Aim:
Transcribe all the entries word for word, omitting any pictures they contain.

Source data:
•••
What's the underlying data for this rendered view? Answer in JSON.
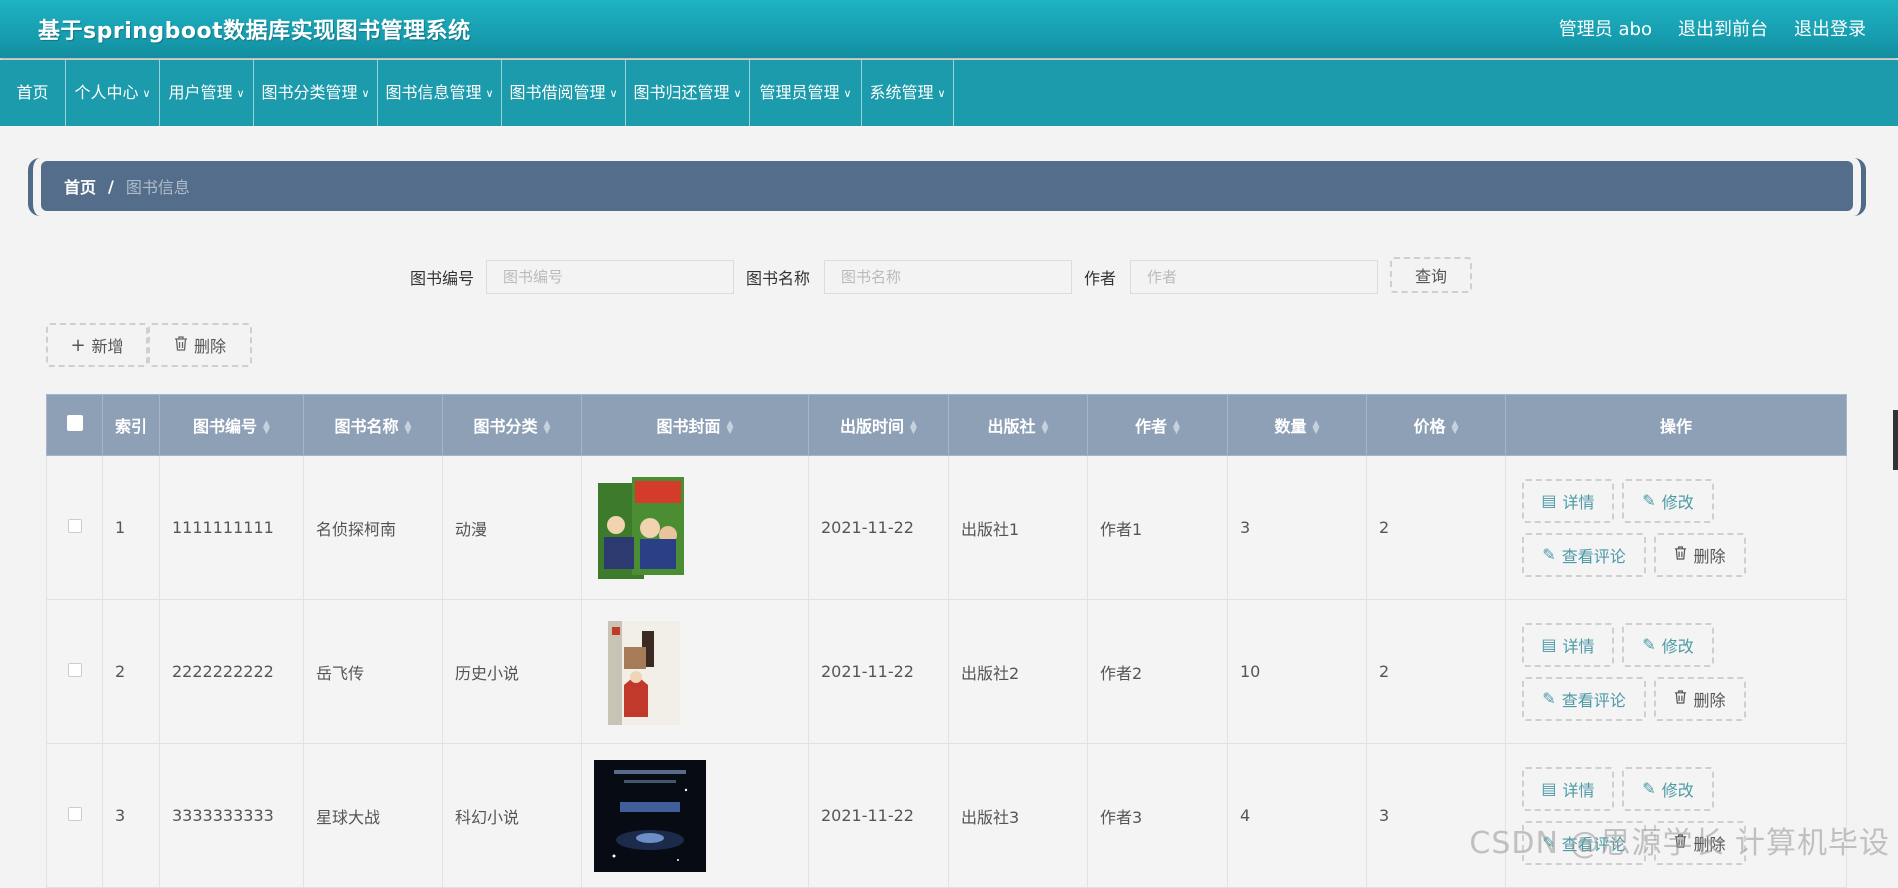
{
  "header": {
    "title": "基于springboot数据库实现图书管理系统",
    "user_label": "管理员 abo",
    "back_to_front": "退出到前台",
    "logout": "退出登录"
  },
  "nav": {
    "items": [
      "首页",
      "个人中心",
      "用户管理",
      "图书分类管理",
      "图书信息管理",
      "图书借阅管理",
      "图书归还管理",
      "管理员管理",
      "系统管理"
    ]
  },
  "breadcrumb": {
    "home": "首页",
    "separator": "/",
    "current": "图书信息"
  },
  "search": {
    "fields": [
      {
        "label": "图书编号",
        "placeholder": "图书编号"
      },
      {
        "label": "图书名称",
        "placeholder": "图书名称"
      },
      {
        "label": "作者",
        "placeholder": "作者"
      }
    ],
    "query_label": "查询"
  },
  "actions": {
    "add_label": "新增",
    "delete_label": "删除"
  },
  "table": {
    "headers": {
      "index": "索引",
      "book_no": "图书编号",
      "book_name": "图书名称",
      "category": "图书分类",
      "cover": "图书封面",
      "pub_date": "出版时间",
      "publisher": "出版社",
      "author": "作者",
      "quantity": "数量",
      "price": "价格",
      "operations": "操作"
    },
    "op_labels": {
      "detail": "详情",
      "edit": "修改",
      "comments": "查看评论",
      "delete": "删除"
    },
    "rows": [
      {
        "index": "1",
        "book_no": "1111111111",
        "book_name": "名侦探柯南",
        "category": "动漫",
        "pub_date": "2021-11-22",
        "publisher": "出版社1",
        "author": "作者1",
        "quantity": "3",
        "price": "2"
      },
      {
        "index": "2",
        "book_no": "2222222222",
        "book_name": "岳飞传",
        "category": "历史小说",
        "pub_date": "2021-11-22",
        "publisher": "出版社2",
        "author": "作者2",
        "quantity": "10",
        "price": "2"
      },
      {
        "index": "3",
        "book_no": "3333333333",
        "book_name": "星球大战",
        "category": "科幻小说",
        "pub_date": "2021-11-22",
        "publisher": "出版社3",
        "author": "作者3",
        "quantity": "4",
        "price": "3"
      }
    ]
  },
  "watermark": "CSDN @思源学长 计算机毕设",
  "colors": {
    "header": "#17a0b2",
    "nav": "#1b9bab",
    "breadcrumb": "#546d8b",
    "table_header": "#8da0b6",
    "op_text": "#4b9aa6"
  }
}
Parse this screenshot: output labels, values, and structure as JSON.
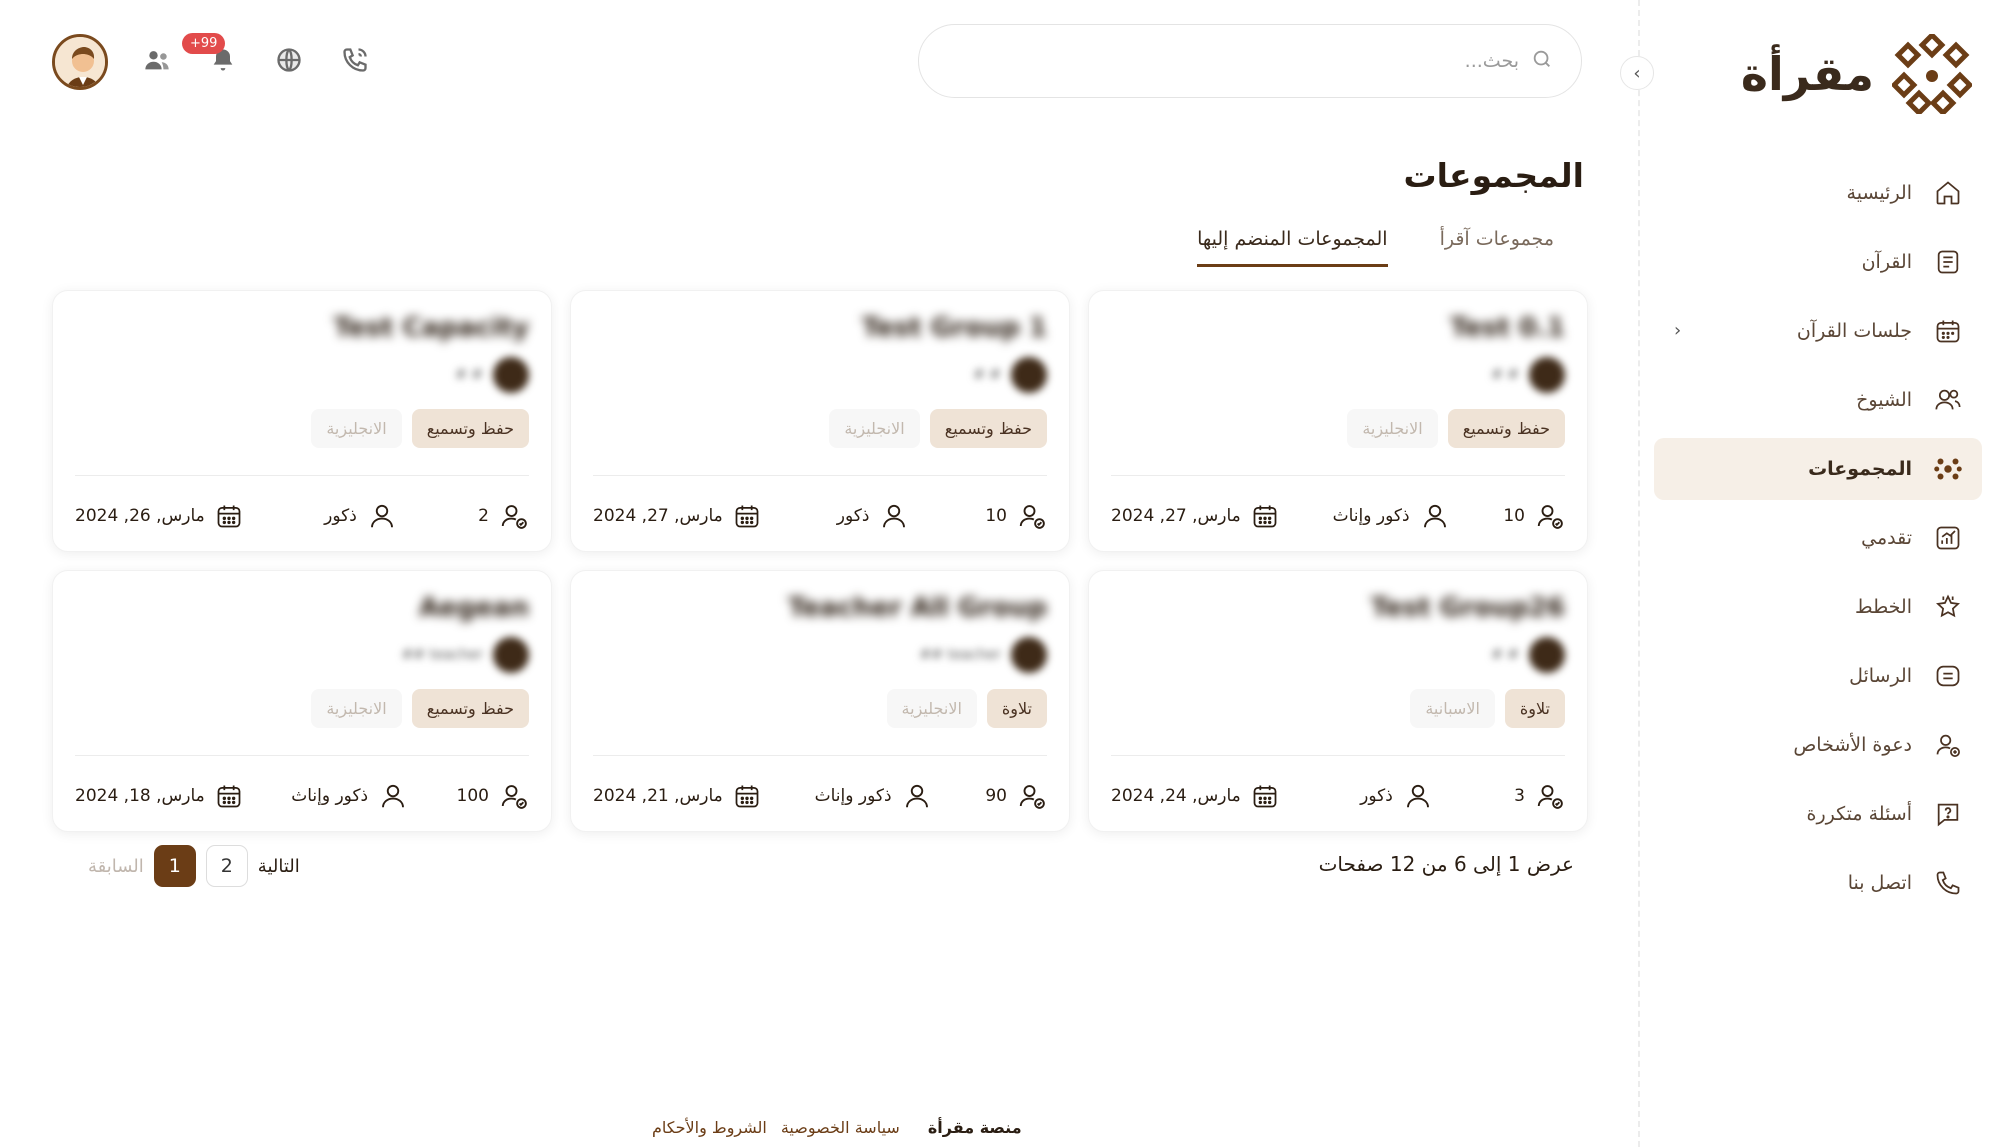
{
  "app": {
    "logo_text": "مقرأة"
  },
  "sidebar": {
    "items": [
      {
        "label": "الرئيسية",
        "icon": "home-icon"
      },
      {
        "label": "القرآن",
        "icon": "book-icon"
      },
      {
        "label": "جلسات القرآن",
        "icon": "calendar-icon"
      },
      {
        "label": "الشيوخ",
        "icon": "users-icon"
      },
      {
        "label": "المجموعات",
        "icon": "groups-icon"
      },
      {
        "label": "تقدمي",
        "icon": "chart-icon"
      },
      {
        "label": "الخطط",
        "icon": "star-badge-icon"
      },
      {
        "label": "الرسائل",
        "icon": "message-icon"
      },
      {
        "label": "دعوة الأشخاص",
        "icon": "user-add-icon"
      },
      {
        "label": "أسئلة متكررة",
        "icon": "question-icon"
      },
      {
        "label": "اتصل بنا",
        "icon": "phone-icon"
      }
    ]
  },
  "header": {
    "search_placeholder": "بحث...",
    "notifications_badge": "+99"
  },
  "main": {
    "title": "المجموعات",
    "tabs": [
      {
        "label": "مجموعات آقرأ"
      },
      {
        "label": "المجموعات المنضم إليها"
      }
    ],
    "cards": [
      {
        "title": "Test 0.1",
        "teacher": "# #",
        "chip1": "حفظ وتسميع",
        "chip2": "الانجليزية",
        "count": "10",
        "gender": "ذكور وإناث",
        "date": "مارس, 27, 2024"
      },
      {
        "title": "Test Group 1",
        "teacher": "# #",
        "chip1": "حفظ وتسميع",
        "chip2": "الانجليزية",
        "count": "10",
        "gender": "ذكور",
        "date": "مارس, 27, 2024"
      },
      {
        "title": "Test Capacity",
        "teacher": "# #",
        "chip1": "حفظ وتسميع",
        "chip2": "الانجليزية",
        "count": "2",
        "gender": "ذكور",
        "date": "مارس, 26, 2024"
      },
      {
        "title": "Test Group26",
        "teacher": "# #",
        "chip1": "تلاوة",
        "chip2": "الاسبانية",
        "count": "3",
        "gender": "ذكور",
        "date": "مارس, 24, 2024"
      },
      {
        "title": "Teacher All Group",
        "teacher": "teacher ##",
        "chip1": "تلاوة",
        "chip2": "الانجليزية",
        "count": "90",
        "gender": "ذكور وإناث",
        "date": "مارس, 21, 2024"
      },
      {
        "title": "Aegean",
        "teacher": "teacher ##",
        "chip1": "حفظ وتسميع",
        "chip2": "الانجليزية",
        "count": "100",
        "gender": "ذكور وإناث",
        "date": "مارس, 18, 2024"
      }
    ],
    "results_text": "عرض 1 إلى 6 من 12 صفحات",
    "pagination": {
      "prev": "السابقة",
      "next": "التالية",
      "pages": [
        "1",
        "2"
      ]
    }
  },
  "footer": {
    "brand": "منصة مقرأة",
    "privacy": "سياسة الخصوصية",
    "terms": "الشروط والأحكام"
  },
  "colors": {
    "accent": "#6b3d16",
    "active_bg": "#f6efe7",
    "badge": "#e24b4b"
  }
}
•••
Full solution:
What's the underlying data for this rendered view? Answer in JSON.
{
  "header": {
    "title": "基于springboot数据库实现图书管理系统",
    "user_label": "管理员 abo",
    "back_to_front": "退出到前台",
    "logout": "退出登录"
  },
  "nav": {
    "items": [
      "首页",
      "个人中心",
      "用户管理",
      "图书分类管理",
      "图书信息管理",
      "图书借阅管理",
      "图书归还管理",
      "管理员管理",
      "系统管理"
    ]
  },
  "breadcrumb": {
    "home": "首页",
    "separator": "/",
    "current": "图书信息"
  },
  "search": {
    "fields": [
      {
        "label": "图书编号",
        "placeholder": "图书编号"
      },
      {
        "label": "图书名称",
        "placeholder": "图书名称"
      },
      {
        "label": "作者",
        "placeholder": "作者"
      }
    ],
    "query_label": "查询"
  },
  "actions": {
    "add_label": "新增",
    "delete_label": "删除"
  },
  "table": {
    "headers": {
      "index": "索引",
      "book_no": "图书编号",
      "book_name": "图书名称",
      "category": "图书分类",
      "cover": "图书封面",
      "pub_date": "出版时间",
      "publisher": "出版社",
      "author": "作者",
      "quantity": "数量",
      "price": "价格",
      "operations": "操作"
    },
    "op_labels": {
      "detail": "详情",
      "edit": "修改",
      "comments": "查看评论",
      "delete": "删除"
    },
    "rows": [
      {
        "index": "1",
        "book_no": "1111111111",
        "book_name": "名侦探柯南",
        "category": "动漫",
        "pub_date": "2021-11-22",
        "publisher": "出版社1",
        "author": "作者1",
        "quantity": "3",
        "price": "2"
      },
      {
        "index": "2",
        "book_no": "2222222222",
        "book_name": "岳飞传",
        "category": "历史小说",
        "pub_date": "2021-11-22",
        "publisher": "出版社2",
        "author": "作者2",
        "quantity": "10",
        "price": "2"
      },
      {
        "index": "3",
        "book_no": "3333333333",
        "book_name": "星球大战",
        "category": "科幻小说",
        "pub_date": "2021-11-22",
        "publisher": "出版社3",
        "author": "作者3",
        "quantity": "4",
        "price": "3"
      }
    ]
  },
  "watermark": "CSDN @思源学长 计算机毕设",
  "colors": {
    "header": "#17a0b2",
    "nav": "#1b9bab",
    "breadcrumb": "#546d8b",
    "table_header": "#8da0b6",
    "op_text": "#4b9aa6"
  }
}
Parse this screenshot: output labels, values, and structure as JSON.
{
  "app": {
    "logo_text": "مقرأة"
  },
  "sidebar": {
    "items": [
      {
        "label": "الرئيسية",
        "icon": "home-icon"
      },
      {
        "label": "القرآن",
        "icon": "book-icon"
      },
      {
        "label": "جلسات القرآن",
        "icon": "calendar-icon"
      },
      {
        "label": "الشيوخ",
        "icon": "users-icon"
      },
      {
        "label": "المجموعات",
        "icon": "groups-icon"
      },
      {
        "label": "تقدمي",
        "icon": "chart-icon"
      },
      {
        "label": "الخطط",
        "icon": "star-badge-icon"
      },
      {
        "label": "الرسائل",
        "icon": "message-icon"
      },
      {
        "label": "دعوة الأشخاص",
        "icon": "user-add-icon"
      },
      {
        "label": "أسئلة متكررة",
        "icon": "question-icon"
      },
      {
        "label": "اتصل بنا",
        "icon": "phone-icon"
      }
    ]
  },
  "header": {
    "search_placeholder": "بحث...",
    "notifications_badge": "+99"
  },
  "main": {
    "title": "المجموعات",
    "tabs": [
      {
        "label": "مجموعات آقرأ"
      },
      {
        "label": "المجموعات المنضم إليها"
      }
    ],
    "cards": [
      {
        "title": "Test 0.1",
        "teacher": "# #",
        "chip1": "حفظ وتسميع",
        "chip2": "الانجليزية",
        "count": "10",
        "gender": "ذكور وإناث",
        "date": "مارس, 27, 2024"
      },
      {
        "title": "Test Group 1",
        "teacher": "# #",
        "chip1": "حفظ وتسميع",
        "chip2": "الانجليزية",
        "count": "10",
        "gender": "ذكور",
        "date": "مارس, 27, 2024"
      },
      {
        "title": "Test Capacity",
        "teacher": "# #",
        "chip1": "حفظ وتسميع",
        "chip2": "الانجليزية",
        "count": "2",
        "gender": "ذكور",
        "date": "مارس, 26, 2024"
      },
      {
        "title": "Test Group26",
        "teacher": "# #",
        "chip1": "تلاوة",
        "chip2": "الاسبانية",
        "count": "3",
        "gender": "ذكور",
        "date": "مارس, 24, 2024"
      },
      {
        "title": "Teacher All Group",
        "teacher": "teacher ##",
        "chip1": "تلاوة",
        "chip2": "الانجليزية",
        "count": "90",
        "gender": "ذكور وإناث",
        "date": "مارس, 21, 2024"
      },
      {
        "title": "Aegean",
        "teacher": "teacher ##",
        "chip1": "حفظ وتسميع",
        "chip2": "الانجليزية",
        "count": "100",
        "gender": "ذكور وإناث",
        "date": "مارس, 18, 2024"
      }
    ],
    "results_text": "عرض 1 إلى 6 من 12 صفحات",
    "pagination": {
      "prev": "السابقة",
      "next": "التالية",
      "pages": [
        "1",
        "2"
      ]
    }
  },
  "footer": {
    "brand": "منصة مقرأة",
    "privacy": "سياسة الخصوصية",
    "terms": "الشروط والأحكام"
  },
  "colors": {
    "accent": "#6b3d16",
    "active_bg": "#f6efe7",
    "badge": "#e24b4b"
  }
}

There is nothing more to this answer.